= The input =
◇ ◇ ◇ ◇ ◇ ◇ ◇

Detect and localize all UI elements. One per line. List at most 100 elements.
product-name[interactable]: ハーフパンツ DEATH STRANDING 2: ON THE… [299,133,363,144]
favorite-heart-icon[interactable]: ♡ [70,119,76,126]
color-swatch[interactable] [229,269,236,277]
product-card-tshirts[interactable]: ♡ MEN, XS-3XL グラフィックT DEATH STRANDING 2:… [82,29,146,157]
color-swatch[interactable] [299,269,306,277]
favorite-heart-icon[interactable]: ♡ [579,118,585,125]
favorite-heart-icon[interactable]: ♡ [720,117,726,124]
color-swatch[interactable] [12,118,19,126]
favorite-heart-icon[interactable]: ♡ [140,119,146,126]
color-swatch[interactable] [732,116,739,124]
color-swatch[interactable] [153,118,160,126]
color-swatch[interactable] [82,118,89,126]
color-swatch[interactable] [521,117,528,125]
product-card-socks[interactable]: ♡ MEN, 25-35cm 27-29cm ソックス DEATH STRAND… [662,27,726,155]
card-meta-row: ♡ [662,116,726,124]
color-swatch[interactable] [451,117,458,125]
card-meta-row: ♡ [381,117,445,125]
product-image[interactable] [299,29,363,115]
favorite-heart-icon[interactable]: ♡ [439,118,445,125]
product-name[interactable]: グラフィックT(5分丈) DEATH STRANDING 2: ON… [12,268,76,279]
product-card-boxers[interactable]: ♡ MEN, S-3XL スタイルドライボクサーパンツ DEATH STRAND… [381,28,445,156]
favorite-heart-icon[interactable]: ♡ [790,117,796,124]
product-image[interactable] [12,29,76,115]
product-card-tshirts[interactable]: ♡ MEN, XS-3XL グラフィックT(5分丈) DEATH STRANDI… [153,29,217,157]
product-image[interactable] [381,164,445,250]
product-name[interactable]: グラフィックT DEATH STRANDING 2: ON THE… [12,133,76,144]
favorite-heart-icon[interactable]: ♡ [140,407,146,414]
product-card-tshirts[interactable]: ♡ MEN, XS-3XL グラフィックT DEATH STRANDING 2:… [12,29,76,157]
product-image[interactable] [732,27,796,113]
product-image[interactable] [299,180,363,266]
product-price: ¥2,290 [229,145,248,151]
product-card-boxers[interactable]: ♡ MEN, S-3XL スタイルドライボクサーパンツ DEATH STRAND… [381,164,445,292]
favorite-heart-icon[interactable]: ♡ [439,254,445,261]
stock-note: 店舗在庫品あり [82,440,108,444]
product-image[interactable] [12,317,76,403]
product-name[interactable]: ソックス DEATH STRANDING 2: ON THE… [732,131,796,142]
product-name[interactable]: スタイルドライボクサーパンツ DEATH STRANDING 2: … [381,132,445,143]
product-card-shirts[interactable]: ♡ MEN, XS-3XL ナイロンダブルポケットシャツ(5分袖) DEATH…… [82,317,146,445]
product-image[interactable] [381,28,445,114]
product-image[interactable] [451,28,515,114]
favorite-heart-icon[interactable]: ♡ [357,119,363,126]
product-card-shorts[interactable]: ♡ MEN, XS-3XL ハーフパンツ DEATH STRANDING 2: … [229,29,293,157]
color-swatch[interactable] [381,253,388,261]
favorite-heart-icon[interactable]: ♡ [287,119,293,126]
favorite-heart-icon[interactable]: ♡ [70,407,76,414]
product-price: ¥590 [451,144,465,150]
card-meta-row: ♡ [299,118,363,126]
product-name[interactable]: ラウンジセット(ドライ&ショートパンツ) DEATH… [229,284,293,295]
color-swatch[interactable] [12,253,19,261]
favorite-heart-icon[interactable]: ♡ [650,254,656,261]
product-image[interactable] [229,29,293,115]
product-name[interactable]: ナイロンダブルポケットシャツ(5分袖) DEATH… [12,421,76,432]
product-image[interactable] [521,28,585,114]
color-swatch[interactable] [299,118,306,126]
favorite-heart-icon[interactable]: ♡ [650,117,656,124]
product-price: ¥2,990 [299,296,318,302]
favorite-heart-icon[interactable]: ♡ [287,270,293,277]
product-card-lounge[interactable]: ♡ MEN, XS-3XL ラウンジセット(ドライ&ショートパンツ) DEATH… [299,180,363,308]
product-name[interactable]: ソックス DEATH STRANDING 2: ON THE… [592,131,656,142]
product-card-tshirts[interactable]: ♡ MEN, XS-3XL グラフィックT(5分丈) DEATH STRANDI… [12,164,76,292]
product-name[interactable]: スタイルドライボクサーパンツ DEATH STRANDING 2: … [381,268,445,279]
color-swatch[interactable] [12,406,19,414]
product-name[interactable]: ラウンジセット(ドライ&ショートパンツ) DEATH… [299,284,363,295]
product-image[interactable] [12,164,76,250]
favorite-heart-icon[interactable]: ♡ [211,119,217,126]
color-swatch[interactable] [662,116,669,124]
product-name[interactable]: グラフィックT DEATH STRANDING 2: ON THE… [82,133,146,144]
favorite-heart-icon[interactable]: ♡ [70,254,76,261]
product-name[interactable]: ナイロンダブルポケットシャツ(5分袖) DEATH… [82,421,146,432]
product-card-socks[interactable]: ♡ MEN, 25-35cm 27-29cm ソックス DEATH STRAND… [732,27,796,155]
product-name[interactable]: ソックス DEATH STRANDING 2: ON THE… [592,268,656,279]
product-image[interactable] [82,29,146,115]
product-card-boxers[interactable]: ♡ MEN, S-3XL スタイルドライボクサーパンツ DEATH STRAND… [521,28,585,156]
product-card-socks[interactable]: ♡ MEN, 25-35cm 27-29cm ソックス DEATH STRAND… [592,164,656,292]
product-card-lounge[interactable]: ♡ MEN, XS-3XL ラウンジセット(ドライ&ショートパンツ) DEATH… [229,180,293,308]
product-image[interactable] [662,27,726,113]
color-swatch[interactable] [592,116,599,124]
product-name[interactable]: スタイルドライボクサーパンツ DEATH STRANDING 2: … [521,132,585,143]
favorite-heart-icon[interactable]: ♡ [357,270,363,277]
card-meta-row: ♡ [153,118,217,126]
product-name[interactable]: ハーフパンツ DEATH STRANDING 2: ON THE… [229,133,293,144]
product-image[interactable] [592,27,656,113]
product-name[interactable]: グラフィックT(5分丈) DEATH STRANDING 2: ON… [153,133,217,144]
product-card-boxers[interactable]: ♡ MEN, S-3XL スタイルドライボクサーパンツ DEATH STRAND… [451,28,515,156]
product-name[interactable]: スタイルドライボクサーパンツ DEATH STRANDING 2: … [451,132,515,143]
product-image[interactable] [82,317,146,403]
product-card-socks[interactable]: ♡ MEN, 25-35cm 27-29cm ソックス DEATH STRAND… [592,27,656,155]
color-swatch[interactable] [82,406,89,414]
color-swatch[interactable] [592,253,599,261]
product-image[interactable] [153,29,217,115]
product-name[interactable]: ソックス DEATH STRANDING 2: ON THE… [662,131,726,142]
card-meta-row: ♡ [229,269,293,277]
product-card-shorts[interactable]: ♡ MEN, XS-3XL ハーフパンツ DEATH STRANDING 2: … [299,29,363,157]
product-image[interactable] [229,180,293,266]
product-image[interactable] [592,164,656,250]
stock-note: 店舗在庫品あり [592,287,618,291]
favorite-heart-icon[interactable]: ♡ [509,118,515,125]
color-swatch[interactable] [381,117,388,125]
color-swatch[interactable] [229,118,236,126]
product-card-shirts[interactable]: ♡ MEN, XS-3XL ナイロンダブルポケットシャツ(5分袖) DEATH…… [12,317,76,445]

◇ ◇ ◇ ◇ ◇ ◇ ◇

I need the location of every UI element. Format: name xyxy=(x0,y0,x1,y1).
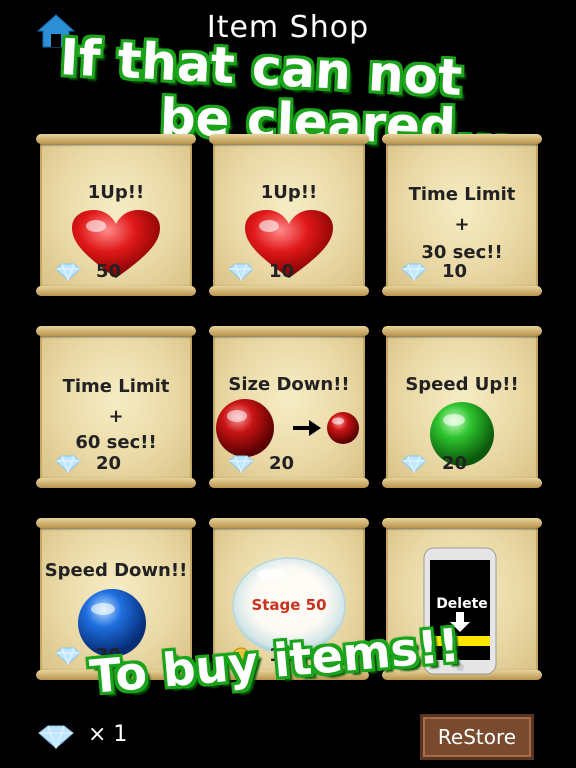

◇ ◇ ◇ ◇ ◇ ◇ ◇

Repeat the stretch of items from the line containing "Detect and localize" through the line containing "product-image[interactable] [299,29,363,115]", swapping "color-swatch" for "color-chip" and leaving everything else unchanged.

Detect and localize all UI elements. One per line. List at most 100 elements.
product-name[interactable]: ハーフパンツ DEATH STRANDING 2: ON THE… [299,133,363,144]
favorite-heart-icon[interactable]: ♡ [70,119,76,126]
color-chip[interactable] [229,269,236,277]
product-card-tshirts[interactable]: ♡ MEN, XS-3XL グラフィックT DEATH STRANDING 2:… [82,29,146,157]
color-chip[interactable] [299,269,306,277]
favorite-heart-icon[interactable]: ♡ [579,118,585,125]
favorite-heart-icon[interactable]: ♡ [720,117,726,124]
color-chip[interactable] [12,118,19,126]
favorite-heart-icon[interactable]: ♡ [140,119,146,126]
color-chip[interactable] [732,116,739,124]
color-chip[interactable] [153,118,160,126]
color-chip[interactable] [82,118,89,126]
color-chip[interactable] [521,117,528,125]
product-card-socks[interactable]: ♡ MEN, 25-35cm 27-29cm ソックス DEATH STRAND… [662,27,726,155]
card-meta-row: ♡ [662,116,726,124]
color-chip[interactable] [451,117,458,125]
card-meta-row: ♡ [381,117,445,125]
product-image[interactable] [299,29,363,115]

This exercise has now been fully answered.